▶ [WRITTEN EXERCISE]: Locate and copy each line in the data that contains the word "content".

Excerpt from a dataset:
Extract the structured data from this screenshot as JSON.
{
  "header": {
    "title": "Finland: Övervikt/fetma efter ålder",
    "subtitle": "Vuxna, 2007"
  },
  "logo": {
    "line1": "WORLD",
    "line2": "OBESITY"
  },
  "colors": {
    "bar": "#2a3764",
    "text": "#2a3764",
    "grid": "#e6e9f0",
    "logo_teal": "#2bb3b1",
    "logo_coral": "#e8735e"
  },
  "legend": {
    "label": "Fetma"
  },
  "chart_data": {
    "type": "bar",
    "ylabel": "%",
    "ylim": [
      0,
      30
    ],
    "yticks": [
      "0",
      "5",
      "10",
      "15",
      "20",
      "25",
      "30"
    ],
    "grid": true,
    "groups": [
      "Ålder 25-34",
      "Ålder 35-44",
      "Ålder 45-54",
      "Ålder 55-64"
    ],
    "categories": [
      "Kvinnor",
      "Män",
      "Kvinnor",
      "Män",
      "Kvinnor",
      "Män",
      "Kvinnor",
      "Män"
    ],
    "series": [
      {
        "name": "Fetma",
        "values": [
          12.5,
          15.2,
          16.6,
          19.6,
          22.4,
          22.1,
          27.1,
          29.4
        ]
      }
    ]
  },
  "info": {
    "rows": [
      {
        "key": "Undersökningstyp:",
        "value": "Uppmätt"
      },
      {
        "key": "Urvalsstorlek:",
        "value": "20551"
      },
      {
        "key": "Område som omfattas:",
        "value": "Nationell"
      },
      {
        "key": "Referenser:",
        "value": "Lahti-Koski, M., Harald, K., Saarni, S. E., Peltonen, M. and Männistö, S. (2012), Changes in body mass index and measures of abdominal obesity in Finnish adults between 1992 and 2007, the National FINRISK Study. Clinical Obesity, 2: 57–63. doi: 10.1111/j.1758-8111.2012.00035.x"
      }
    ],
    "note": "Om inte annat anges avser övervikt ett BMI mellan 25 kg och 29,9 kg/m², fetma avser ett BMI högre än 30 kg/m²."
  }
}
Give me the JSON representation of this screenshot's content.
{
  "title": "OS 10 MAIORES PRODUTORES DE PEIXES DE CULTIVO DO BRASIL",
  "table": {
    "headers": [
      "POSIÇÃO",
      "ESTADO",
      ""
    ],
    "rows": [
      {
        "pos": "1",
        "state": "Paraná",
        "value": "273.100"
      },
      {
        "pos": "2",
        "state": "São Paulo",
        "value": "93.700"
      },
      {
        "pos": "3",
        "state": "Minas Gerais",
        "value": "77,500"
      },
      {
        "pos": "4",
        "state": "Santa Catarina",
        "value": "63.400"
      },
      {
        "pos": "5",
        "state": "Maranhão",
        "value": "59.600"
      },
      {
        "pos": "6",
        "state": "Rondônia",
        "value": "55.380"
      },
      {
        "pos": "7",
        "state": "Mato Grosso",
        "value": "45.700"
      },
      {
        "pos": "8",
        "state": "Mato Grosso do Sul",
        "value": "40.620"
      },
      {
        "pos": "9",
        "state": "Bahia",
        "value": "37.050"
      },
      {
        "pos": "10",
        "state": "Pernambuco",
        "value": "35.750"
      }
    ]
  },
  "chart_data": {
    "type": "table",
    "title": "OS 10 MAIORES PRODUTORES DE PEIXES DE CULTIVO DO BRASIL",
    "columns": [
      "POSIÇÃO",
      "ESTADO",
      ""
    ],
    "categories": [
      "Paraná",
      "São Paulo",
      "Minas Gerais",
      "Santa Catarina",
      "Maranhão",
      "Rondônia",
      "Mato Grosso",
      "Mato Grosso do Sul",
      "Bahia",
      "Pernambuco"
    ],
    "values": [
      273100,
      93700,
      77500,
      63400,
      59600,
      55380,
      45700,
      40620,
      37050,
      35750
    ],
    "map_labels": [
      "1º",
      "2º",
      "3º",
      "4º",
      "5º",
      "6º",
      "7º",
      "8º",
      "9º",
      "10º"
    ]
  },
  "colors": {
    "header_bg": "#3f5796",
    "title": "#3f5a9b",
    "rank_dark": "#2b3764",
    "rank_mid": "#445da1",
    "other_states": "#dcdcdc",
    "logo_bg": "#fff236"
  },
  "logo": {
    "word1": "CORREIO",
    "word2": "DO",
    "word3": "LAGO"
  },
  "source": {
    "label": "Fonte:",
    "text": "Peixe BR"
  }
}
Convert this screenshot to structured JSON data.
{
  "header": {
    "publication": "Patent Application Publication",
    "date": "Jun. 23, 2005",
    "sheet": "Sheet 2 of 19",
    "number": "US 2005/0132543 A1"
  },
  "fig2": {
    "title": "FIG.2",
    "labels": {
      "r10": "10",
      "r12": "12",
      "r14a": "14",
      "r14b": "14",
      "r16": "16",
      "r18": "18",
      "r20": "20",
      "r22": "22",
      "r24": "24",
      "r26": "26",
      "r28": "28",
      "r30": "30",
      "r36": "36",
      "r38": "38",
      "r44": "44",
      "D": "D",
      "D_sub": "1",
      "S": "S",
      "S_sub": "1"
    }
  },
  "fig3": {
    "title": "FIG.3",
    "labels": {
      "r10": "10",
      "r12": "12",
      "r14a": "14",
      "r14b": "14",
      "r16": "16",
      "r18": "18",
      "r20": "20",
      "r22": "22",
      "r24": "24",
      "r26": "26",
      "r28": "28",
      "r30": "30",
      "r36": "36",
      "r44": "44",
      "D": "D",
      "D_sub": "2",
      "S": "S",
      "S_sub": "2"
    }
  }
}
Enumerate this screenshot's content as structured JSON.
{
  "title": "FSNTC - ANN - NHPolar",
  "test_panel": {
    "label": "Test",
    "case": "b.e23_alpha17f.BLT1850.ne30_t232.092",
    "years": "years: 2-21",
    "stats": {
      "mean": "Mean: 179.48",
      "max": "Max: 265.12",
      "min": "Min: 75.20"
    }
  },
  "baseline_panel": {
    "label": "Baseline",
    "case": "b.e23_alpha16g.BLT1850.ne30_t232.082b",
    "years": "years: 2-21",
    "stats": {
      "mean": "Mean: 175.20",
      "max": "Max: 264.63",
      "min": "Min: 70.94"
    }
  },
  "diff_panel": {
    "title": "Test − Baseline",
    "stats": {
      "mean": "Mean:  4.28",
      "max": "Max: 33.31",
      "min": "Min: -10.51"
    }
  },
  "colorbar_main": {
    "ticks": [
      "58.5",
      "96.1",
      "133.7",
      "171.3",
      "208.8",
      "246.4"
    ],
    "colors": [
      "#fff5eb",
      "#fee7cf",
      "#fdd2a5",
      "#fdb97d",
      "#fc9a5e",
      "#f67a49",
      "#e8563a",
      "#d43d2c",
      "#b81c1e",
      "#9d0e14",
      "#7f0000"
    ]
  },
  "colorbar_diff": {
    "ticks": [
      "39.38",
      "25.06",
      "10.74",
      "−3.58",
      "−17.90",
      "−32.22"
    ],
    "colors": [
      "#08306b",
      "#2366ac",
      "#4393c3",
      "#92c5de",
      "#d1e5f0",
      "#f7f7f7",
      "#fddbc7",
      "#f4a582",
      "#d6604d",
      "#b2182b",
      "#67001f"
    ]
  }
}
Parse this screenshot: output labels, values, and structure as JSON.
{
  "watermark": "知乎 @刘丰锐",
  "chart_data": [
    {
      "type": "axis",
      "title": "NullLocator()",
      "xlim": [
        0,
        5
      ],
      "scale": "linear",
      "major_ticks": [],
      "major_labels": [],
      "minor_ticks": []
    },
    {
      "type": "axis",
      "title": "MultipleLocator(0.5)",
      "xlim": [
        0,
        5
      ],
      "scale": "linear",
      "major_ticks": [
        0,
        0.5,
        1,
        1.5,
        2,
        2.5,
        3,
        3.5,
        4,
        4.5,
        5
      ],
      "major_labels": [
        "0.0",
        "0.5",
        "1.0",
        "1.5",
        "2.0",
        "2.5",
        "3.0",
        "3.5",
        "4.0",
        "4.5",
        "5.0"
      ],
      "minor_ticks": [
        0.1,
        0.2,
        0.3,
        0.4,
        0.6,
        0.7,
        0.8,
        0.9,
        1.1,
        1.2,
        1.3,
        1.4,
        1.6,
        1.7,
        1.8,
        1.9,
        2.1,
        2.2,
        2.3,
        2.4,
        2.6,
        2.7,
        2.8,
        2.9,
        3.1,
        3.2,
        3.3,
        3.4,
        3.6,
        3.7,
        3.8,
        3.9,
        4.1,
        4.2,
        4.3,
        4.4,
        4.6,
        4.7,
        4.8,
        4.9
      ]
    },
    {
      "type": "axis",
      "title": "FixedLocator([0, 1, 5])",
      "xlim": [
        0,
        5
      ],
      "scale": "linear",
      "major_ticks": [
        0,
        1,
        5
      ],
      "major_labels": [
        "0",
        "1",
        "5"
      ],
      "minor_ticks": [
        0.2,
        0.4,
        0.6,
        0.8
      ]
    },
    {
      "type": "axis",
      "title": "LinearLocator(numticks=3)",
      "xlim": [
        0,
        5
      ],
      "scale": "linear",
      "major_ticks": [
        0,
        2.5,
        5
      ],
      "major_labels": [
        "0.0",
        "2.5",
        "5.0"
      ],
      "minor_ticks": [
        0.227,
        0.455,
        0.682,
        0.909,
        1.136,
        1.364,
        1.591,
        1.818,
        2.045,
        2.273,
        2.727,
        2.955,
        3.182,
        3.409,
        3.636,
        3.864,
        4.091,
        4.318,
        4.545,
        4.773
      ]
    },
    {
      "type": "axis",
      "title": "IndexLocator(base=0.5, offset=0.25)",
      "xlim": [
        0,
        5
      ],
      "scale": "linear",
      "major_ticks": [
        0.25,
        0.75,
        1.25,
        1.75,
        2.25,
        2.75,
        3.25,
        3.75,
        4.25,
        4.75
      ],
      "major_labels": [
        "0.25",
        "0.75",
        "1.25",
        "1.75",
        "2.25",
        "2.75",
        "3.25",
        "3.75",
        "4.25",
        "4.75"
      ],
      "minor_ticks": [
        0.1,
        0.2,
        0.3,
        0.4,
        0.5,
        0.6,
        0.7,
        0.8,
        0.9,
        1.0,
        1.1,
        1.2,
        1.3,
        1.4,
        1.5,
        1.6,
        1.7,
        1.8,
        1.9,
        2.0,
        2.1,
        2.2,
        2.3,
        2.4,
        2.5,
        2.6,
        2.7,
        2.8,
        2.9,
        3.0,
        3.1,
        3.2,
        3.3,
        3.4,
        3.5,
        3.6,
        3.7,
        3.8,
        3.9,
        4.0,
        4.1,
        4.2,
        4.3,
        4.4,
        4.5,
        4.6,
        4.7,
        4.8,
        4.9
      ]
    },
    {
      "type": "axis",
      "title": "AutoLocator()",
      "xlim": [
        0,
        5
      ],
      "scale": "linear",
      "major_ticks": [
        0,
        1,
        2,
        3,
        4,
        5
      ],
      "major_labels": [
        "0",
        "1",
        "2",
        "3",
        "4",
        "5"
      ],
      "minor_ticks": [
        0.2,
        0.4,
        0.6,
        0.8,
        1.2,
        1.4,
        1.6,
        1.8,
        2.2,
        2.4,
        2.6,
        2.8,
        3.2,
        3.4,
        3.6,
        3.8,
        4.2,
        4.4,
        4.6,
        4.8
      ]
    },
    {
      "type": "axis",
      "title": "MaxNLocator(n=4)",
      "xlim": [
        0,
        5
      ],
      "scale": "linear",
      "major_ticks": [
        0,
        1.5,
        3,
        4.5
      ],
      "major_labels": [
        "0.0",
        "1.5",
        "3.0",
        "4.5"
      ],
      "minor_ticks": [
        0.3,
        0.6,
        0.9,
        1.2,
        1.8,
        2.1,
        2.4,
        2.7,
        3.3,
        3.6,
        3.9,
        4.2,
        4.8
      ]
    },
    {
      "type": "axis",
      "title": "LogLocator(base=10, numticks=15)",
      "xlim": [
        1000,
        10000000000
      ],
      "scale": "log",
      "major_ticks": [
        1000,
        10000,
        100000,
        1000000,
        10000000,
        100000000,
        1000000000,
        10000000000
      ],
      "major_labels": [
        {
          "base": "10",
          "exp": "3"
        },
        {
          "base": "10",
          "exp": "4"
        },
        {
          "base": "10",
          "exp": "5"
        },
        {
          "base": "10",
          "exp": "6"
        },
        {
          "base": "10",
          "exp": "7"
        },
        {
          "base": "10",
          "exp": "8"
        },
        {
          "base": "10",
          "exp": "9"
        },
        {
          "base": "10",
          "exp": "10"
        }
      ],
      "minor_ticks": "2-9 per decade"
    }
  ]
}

▶ [RESULT OF THE TASK]:
Give me the JSON representation of this screenshot's content.
Enumerate this screenshot's content as structured JSON.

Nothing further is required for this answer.